--- Start of Information given ---
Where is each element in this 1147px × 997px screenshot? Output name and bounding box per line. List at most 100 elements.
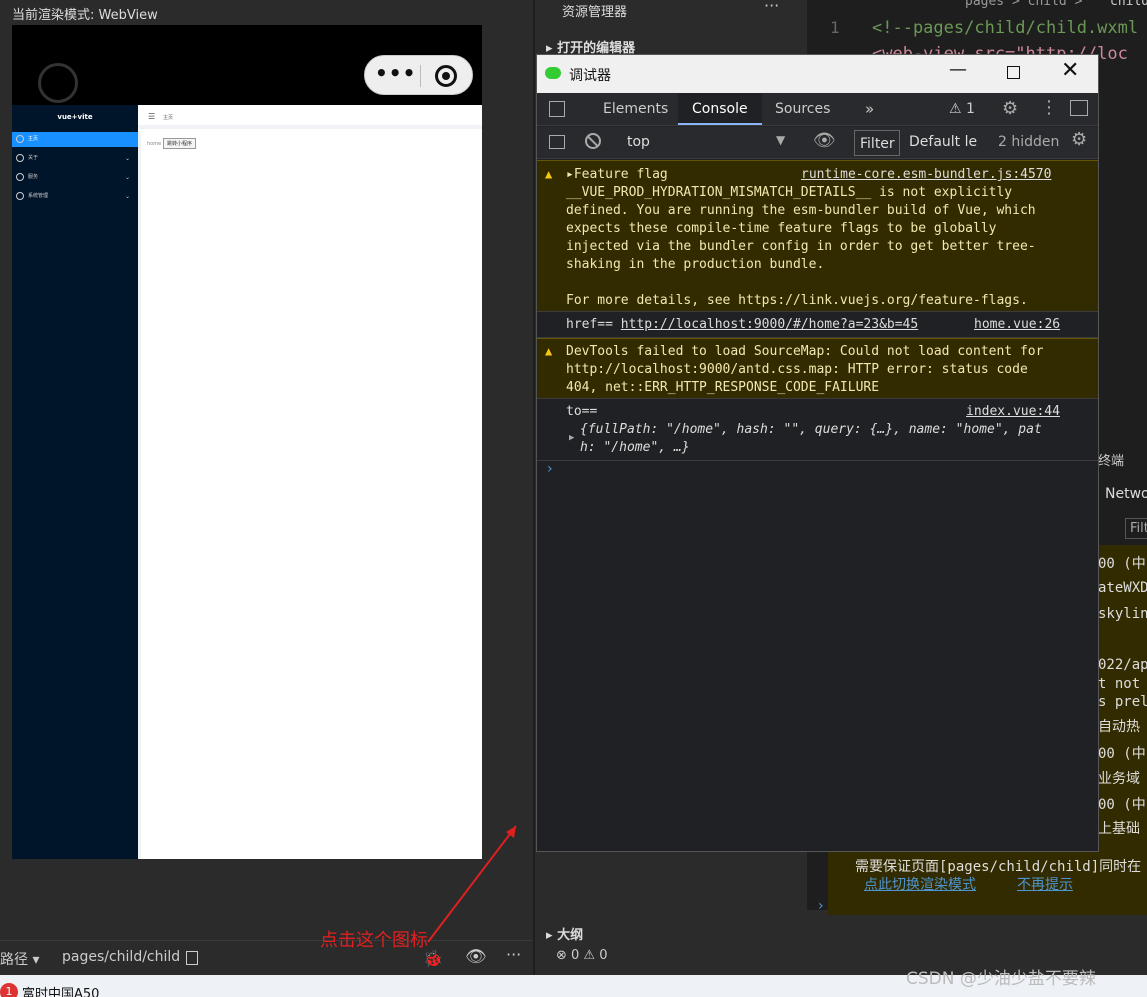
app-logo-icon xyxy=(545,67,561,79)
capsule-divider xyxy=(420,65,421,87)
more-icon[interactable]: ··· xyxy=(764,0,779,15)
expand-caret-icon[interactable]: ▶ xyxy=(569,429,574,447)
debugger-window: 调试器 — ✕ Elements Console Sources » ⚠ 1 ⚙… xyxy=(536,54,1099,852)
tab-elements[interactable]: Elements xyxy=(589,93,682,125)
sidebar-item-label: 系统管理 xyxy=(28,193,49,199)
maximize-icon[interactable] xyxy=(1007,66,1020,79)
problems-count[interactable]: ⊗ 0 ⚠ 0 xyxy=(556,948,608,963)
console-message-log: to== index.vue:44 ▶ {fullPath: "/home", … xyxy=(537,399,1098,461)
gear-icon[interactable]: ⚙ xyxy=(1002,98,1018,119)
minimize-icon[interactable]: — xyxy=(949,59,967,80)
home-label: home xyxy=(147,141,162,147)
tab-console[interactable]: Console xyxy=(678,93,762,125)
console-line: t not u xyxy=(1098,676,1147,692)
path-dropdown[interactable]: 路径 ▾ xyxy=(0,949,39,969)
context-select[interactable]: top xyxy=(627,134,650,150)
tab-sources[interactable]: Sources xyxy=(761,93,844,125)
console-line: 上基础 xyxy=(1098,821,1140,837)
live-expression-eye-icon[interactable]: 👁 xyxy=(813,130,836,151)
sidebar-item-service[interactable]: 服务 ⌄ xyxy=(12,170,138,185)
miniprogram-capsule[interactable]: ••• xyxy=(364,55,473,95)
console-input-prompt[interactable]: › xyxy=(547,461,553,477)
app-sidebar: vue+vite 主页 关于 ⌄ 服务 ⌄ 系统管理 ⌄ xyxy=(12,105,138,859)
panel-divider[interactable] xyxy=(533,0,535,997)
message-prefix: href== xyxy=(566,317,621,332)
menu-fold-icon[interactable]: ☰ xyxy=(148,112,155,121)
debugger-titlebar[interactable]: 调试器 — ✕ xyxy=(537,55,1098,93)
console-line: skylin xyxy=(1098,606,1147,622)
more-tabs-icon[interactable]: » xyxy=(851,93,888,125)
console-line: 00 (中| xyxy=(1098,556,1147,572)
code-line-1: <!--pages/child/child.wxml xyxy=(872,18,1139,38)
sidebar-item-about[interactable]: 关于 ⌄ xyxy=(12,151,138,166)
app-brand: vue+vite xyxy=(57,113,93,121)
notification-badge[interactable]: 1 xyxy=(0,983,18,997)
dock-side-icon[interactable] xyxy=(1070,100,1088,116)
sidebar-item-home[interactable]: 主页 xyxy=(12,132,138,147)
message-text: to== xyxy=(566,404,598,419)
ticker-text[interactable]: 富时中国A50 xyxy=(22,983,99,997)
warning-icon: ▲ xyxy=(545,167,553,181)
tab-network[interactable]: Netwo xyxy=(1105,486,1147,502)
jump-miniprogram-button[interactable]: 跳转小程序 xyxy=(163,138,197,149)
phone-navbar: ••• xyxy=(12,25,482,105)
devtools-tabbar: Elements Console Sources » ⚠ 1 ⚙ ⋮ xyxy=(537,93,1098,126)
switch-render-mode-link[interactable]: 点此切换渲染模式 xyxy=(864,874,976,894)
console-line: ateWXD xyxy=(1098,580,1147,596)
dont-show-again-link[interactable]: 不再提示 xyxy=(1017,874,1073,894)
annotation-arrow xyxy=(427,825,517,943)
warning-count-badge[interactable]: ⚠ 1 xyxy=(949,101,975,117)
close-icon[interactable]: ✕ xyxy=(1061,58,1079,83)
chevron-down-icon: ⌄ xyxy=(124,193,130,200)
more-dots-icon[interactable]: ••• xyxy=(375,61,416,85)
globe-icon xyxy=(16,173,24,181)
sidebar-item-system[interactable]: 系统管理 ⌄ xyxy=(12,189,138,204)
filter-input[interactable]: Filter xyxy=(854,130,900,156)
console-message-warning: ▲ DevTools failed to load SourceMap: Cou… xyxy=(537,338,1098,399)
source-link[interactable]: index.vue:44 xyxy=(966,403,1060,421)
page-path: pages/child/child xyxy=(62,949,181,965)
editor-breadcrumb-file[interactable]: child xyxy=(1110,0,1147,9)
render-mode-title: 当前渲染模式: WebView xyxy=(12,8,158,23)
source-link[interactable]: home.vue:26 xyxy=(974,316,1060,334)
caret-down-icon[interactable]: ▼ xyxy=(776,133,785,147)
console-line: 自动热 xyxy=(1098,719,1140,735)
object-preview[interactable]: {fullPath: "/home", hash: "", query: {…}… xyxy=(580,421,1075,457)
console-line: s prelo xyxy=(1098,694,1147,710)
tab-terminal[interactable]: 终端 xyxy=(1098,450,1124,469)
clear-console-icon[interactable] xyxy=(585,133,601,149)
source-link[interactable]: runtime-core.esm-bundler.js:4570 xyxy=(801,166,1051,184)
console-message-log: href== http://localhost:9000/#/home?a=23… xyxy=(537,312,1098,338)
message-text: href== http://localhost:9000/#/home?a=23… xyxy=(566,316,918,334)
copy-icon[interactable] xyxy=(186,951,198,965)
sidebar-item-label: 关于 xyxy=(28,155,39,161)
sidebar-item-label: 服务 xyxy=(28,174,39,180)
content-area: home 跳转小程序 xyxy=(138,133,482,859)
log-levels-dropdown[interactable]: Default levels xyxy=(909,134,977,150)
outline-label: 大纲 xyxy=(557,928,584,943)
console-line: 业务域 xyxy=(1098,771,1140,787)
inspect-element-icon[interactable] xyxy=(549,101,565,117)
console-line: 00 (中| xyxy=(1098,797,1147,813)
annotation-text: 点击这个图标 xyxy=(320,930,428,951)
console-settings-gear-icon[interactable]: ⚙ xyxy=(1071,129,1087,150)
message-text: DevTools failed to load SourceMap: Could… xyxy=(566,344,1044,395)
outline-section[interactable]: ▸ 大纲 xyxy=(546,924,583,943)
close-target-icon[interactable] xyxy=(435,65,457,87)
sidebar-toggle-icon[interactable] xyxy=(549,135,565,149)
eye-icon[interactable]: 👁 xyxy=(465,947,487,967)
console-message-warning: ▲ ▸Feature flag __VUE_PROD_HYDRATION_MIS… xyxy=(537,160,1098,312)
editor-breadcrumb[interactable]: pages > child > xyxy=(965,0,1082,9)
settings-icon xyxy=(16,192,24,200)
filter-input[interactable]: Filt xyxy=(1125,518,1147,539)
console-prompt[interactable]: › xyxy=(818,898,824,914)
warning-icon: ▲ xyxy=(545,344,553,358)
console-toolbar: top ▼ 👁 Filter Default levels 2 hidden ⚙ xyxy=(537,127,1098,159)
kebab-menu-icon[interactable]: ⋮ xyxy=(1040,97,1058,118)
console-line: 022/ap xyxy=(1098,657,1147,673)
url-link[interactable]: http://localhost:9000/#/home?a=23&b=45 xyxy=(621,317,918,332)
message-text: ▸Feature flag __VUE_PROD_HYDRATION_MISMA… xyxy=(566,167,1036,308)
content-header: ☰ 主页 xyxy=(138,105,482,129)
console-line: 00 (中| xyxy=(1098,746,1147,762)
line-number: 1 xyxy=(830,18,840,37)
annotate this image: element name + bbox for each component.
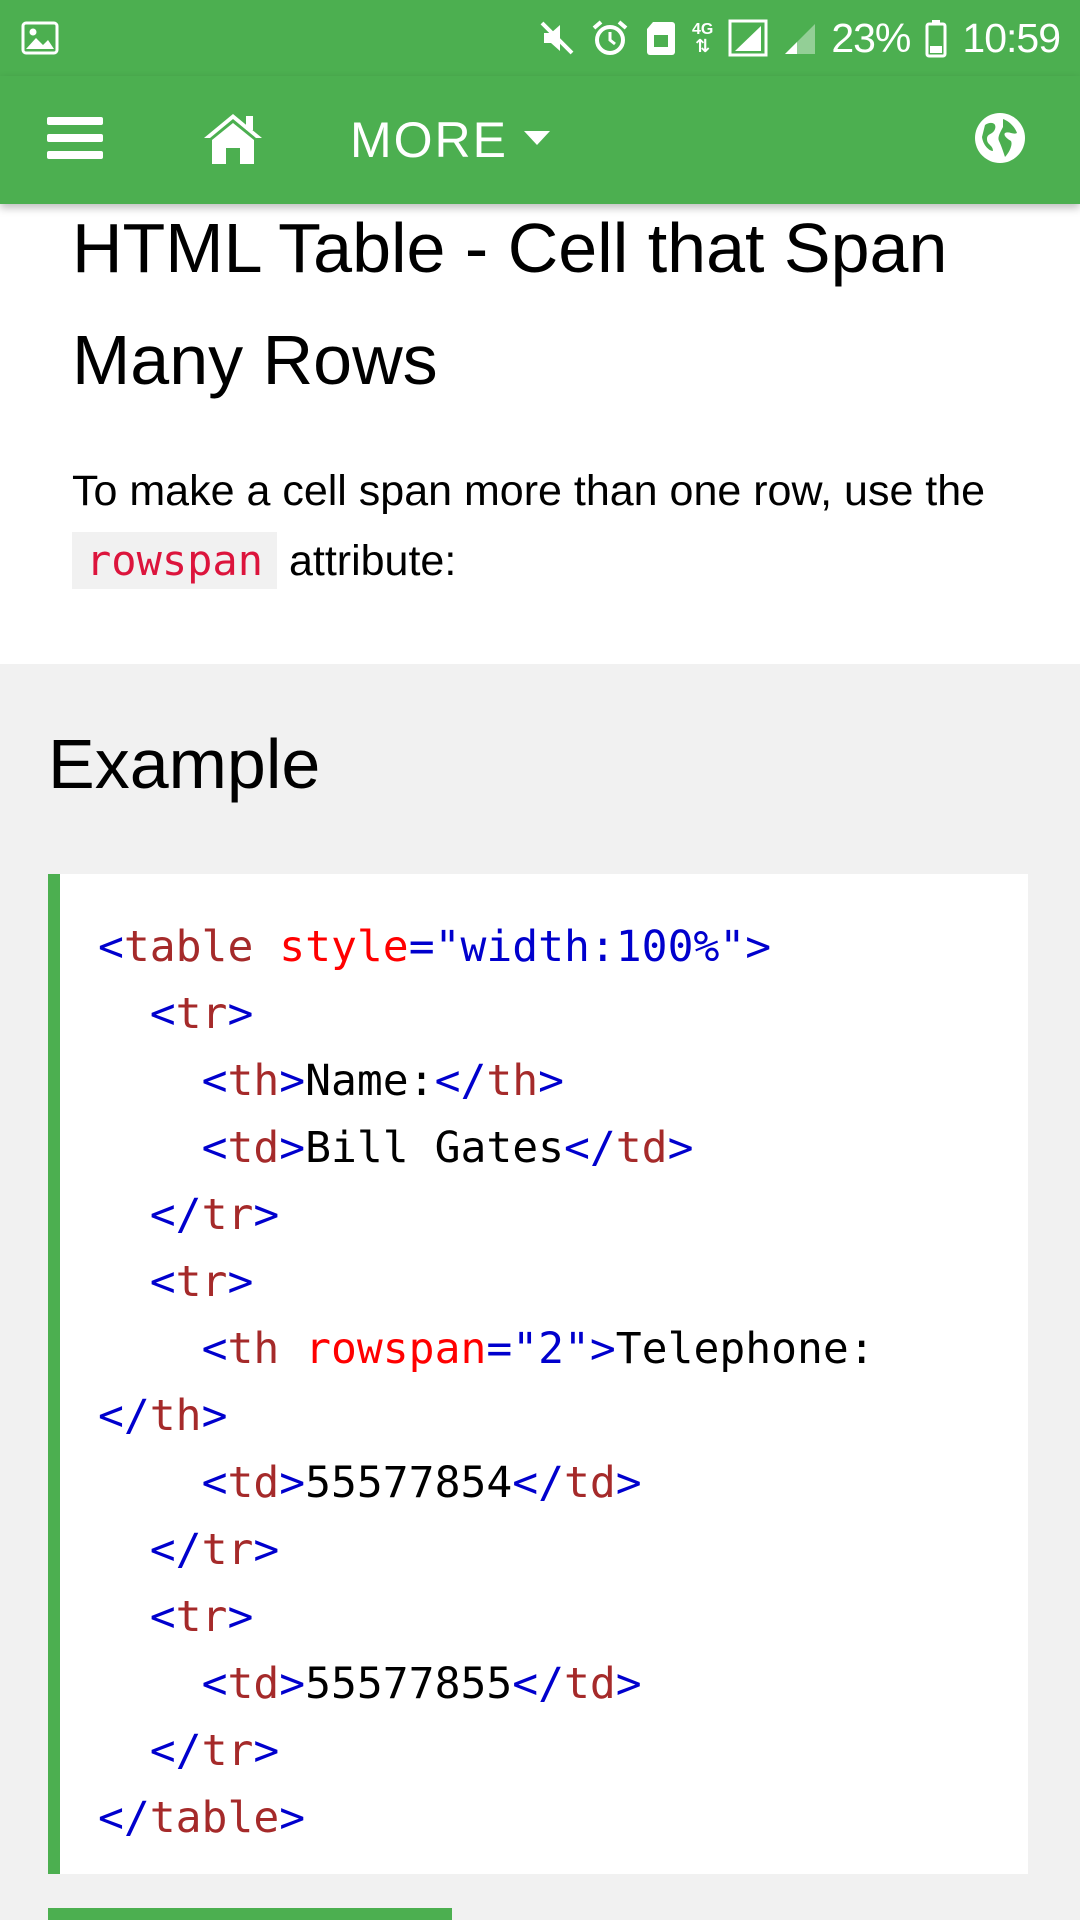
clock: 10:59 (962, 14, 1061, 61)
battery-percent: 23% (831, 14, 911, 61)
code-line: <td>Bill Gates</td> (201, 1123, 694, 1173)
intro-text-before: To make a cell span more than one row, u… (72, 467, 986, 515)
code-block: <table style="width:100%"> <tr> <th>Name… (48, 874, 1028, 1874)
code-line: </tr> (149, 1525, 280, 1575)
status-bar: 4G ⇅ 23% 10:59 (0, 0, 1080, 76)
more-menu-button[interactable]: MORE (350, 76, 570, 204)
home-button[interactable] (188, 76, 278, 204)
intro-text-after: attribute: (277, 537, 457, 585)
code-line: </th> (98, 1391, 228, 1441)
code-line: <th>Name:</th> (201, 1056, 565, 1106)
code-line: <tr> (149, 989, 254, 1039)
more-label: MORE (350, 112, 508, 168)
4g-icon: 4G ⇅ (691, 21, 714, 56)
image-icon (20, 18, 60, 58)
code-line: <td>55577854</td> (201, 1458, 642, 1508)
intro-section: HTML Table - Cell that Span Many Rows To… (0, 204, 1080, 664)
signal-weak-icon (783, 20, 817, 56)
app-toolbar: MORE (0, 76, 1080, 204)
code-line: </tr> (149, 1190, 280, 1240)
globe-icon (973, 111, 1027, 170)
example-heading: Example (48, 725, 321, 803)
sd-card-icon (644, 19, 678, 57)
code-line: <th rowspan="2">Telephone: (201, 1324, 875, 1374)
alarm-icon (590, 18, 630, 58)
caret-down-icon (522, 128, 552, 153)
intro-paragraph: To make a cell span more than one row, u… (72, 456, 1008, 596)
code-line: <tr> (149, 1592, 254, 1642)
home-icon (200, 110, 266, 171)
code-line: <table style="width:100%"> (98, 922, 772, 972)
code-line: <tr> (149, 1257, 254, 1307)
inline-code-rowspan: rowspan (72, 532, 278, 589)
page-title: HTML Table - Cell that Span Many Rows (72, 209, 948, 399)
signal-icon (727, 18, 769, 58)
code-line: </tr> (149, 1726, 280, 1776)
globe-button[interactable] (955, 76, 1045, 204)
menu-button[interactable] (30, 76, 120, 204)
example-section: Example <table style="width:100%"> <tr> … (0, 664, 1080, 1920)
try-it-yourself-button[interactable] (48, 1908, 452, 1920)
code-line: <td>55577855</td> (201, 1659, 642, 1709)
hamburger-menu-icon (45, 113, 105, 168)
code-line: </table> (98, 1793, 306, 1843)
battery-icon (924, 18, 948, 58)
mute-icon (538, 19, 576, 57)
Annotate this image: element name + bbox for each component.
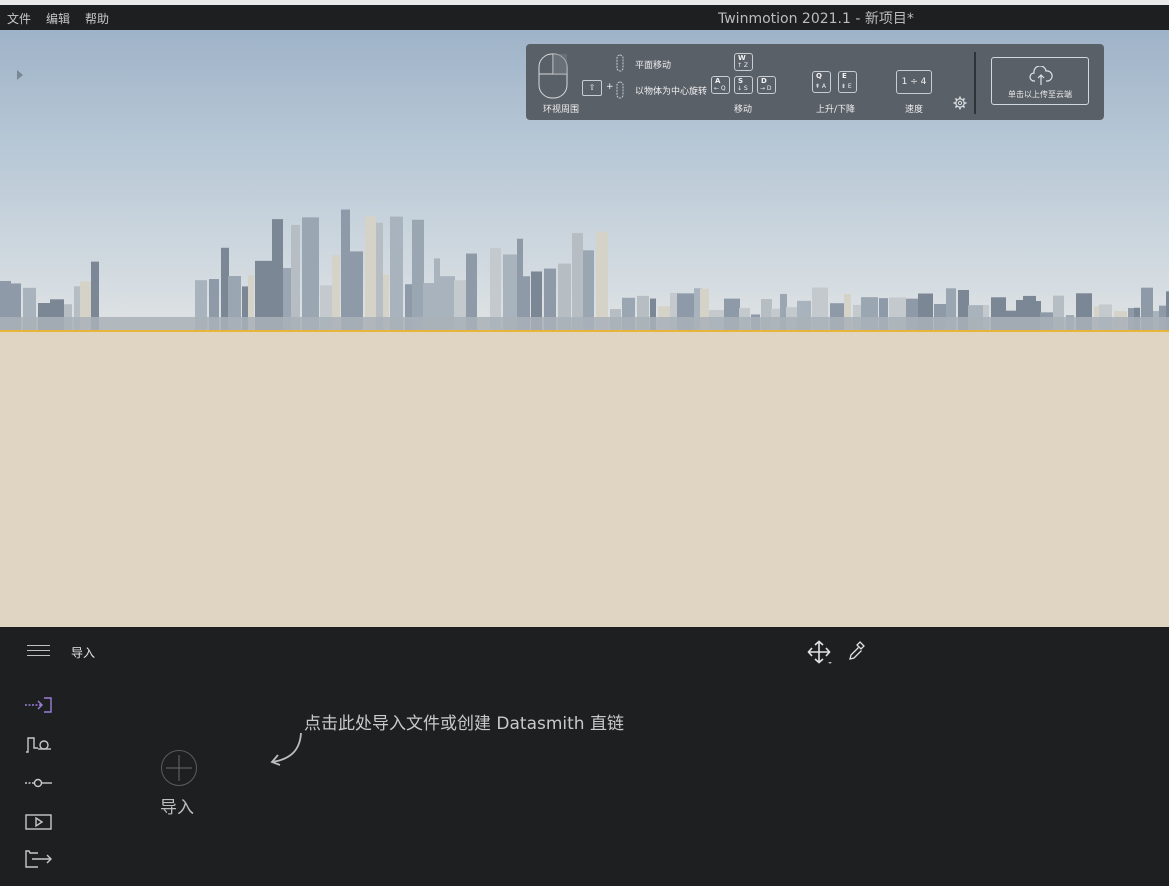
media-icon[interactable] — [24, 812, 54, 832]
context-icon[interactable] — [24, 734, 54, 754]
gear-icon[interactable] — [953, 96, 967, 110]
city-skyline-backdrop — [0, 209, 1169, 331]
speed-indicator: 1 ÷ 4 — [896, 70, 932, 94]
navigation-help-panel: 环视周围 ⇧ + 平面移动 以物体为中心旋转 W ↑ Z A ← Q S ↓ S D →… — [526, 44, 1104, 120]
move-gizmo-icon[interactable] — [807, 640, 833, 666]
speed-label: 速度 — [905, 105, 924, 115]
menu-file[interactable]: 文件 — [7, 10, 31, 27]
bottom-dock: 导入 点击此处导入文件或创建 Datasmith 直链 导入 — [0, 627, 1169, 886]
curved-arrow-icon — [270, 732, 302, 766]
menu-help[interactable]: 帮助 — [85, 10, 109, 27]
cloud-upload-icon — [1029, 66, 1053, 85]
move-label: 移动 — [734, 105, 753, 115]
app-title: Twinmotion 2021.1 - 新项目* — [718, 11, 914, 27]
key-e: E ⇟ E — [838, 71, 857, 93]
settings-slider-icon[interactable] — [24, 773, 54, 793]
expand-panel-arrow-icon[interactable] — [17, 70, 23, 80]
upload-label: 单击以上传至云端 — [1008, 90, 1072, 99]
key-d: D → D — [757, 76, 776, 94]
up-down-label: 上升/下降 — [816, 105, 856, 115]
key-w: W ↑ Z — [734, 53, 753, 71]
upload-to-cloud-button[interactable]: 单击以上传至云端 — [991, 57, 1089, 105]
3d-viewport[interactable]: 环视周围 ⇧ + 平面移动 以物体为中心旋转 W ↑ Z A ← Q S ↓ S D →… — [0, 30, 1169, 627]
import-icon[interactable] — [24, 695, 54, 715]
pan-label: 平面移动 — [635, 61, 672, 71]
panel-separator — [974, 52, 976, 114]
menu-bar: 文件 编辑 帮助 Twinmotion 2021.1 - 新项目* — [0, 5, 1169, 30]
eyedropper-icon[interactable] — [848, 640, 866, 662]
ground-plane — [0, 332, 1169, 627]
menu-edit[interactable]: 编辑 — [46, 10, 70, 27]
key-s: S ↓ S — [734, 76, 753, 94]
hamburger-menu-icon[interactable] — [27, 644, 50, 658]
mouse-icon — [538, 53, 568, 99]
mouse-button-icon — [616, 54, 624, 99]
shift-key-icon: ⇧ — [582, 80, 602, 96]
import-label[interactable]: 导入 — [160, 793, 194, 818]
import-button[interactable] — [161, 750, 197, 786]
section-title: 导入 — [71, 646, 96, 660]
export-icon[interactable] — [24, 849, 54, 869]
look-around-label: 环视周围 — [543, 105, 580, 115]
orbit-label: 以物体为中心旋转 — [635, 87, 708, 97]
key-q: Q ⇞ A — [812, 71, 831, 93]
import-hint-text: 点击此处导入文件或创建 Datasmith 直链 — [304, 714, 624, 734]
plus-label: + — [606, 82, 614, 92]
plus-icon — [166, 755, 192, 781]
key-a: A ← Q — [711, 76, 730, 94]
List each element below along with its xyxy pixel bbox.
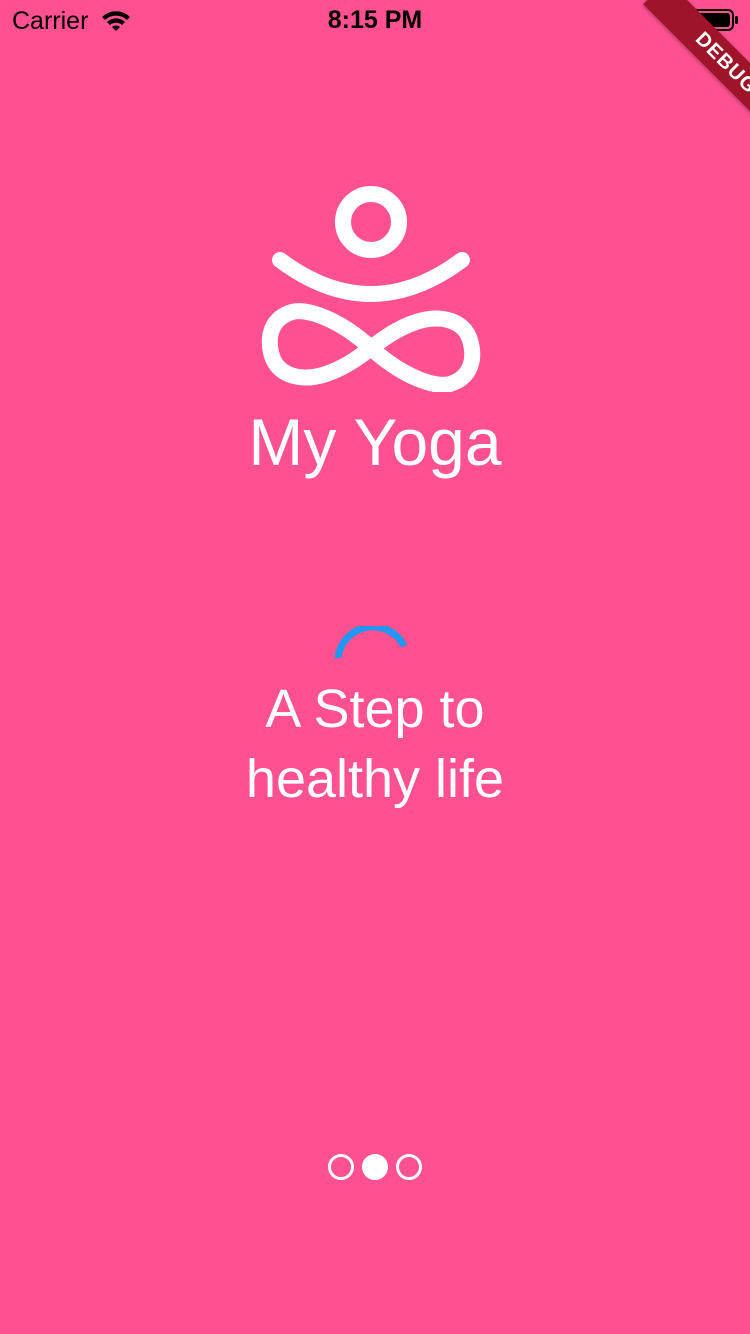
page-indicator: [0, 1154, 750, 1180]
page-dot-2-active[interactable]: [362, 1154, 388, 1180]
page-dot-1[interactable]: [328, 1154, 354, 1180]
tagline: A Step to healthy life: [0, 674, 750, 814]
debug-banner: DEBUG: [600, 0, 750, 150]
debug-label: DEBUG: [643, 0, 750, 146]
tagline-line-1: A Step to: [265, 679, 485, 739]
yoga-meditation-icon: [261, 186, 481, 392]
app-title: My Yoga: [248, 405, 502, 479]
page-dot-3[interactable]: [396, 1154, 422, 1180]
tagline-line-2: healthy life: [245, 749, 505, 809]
--- End of Information given ---
__Stated goal__.
Could you output the lines from the one containing "media-icon[interactable] — [24, 812, 54, 832]" up to and including the one containing "up-down-label: 上升/下降 — [816, 105, 856, 115]" as a numbered list, leaving out any blank lines?

__Solution for this exercise__.
1. media-icon[interactable] — [24, 812, 54, 832]
2. context-icon[interactable] — [24, 734, 54, 754]
3. gear-icon[interactable] — [953, 96, 967, 110]
4. city-skyline-backdrop — [0, 209, 1169, 331]
5. speed-indicator: 1 ÷ 4 — [896, 70, 932, 94]
6. navigation-help-panel: 环视周围 ⇧ + 平面移动 以物体为中心旋转 W ↑ Z A ← Q S ↓ S D →… — [526, 44, 1104, 120]
7. move-gizmo-icon[interactable] — [807, 640, 833, 666]
8. speed-label: 速度 — [905, 105, 924, 115]
9. menu-file[interactable]: 文件 — [7, 10, 31, 27]
10. bottom-dock: 导入 点击此处导入文件或创建 Datasmith 直链 导入 — [0, 627, 1169, 886]
11. curved-arrow-icon — [270, 732, 302, 766]
12. menu-help[interactable]: 帮助 — [85, 10, 109, 27]
13. cloud-upload-icon — [1029, 66, 1053, 85]
14. move-label: 移动 — [734, 105, 753, 115]
15. app-title: Twinmotion 2021.1 - 新项目* — [718, 11, 914, 27]
16. key-e: E ⇟ E — [838, 71, 857, 93]
17. settings-slider-icon[interactable] — [24, 773, 54, 793]
18. expand-panel-arrow-icon[interactable] — [17, 70, 23, 80]
19. upload-label: 单击以上传至云端 — [1008, 90, 1072, 99]
20. key-d: D → D — [757, 76, 776, 94]
21. up-down-label: 上升/下降 — [816, 105, 856, 115]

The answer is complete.